--- Start of RECORD EXCERPTS ---

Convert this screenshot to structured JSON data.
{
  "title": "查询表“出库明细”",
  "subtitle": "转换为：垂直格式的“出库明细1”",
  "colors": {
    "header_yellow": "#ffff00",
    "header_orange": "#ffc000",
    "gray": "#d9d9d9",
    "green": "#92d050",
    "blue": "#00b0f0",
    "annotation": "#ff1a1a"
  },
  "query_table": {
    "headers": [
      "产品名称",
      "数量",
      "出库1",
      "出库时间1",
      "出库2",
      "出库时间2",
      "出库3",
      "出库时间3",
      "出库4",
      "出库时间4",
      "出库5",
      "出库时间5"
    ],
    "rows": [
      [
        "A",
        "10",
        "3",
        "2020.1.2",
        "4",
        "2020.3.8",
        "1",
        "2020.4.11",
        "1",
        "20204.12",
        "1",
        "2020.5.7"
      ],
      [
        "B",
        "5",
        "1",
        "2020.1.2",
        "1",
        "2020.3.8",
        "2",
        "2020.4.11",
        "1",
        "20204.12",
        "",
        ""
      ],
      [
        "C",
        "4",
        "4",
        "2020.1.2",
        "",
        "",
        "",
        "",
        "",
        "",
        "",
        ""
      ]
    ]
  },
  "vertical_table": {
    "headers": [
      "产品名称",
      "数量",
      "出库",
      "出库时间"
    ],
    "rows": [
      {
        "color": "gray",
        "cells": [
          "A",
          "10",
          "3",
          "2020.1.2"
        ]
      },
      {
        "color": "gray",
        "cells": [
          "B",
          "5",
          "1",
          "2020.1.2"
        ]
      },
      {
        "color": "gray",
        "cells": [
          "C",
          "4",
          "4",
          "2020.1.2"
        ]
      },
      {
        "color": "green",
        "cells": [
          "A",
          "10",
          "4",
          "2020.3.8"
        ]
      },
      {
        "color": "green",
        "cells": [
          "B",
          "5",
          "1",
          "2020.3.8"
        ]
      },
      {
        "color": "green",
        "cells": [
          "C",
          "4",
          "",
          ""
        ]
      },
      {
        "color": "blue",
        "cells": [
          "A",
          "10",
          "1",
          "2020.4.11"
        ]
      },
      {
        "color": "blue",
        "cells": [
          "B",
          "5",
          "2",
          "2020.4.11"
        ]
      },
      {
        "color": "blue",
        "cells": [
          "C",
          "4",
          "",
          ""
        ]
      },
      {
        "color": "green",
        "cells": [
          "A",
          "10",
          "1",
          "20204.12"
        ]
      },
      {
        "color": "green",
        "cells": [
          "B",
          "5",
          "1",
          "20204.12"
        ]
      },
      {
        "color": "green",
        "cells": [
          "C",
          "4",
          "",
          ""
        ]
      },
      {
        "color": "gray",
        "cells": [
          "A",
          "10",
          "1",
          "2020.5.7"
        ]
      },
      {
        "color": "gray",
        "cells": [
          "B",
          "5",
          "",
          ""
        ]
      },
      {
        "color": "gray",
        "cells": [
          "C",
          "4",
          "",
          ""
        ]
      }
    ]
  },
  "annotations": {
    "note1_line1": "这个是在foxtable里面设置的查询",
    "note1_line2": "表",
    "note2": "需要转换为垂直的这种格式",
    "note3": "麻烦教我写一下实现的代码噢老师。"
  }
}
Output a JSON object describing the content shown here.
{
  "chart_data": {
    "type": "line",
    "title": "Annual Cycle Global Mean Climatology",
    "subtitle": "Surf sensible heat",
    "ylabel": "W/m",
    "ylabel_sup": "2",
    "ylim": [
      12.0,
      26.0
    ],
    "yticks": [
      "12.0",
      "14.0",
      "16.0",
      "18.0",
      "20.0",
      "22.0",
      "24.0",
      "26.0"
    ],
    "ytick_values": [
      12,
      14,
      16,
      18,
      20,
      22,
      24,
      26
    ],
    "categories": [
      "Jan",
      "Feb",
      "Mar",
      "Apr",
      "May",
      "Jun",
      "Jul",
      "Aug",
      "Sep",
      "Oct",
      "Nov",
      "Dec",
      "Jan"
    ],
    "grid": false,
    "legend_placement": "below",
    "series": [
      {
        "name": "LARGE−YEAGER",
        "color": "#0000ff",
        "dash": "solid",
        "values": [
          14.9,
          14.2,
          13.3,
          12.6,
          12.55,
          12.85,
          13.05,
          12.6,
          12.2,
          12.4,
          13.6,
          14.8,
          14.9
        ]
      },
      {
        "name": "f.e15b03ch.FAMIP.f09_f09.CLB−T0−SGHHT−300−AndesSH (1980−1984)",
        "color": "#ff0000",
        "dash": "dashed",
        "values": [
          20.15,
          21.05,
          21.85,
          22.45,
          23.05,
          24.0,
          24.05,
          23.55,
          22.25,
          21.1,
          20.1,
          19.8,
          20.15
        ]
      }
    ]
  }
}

--- End of RECORD EXCERPTS ---

→ **YOUR INSTRUCTIONS**:
Repeat exactly, and only, the lines from the line containing "Output a JSON" through the last line of the records above, both included.

→ **WRITTEN SOLUTION**:
Output a JSON object describing the content shown here.
{
  "chart_data": {
    "type": "line",
    "title": "Annual Cycle Global Mean Climatology",
    "subtitle": "Surf sensible heat",
    "ylabel": "W/m",
    "ylabel_sup": "2",
    "ylim": [
      12.0,
      26.0
    ],
    "yticks": [
      "12.0",
      "14.0",
      "16.0",
      "18.0",
      "20.0",
      "22.0",
      "24.0",
      "26.0"
    ],
    "ytick_values": [
      12,
      14,
      16,
      18,
      20,
      22,
      24,
      26
    ],
    "categories": [
      "Jan",
      "Feb",
      "Mar",
      "Apr",
      "May",
      "Jun",
      "Jul",
      "Aug",
      "Sep",
      "Oct",
      "Nov",
      "Dec",
      "Jan"
    ],
    "grid": false,
    "legend_placement": "below",
    "series": [
      {
        "name": "LARGE−YEAGER",
        "color": "#0000ff",
        "dash": "solid",
        "values": [
          14.9,
          14.2,
          13.3,
          12.6,
          12.55,
          12.85,
          13.05,
          12.6,
          12.2,
          12.4,
          13.6,
          14.8,
          14.9
        ]
      },
      {
        "name": "f.e15b03ch.FAMIP.f09_f09.CLB−T0−SGHHT−300−AndesSH (1980−1984)",
        "color": "#ff0000",
        "dash": "dashed",
        "values": [
          20.15,
          21.05,
          21.85,
          22.45,
          23.05,
          24.0,
          24.05,
          23.55,
          22.25,
          21.1,
          20.1,
          19.8,
          20.15
        ]
      }
    ]
  }
}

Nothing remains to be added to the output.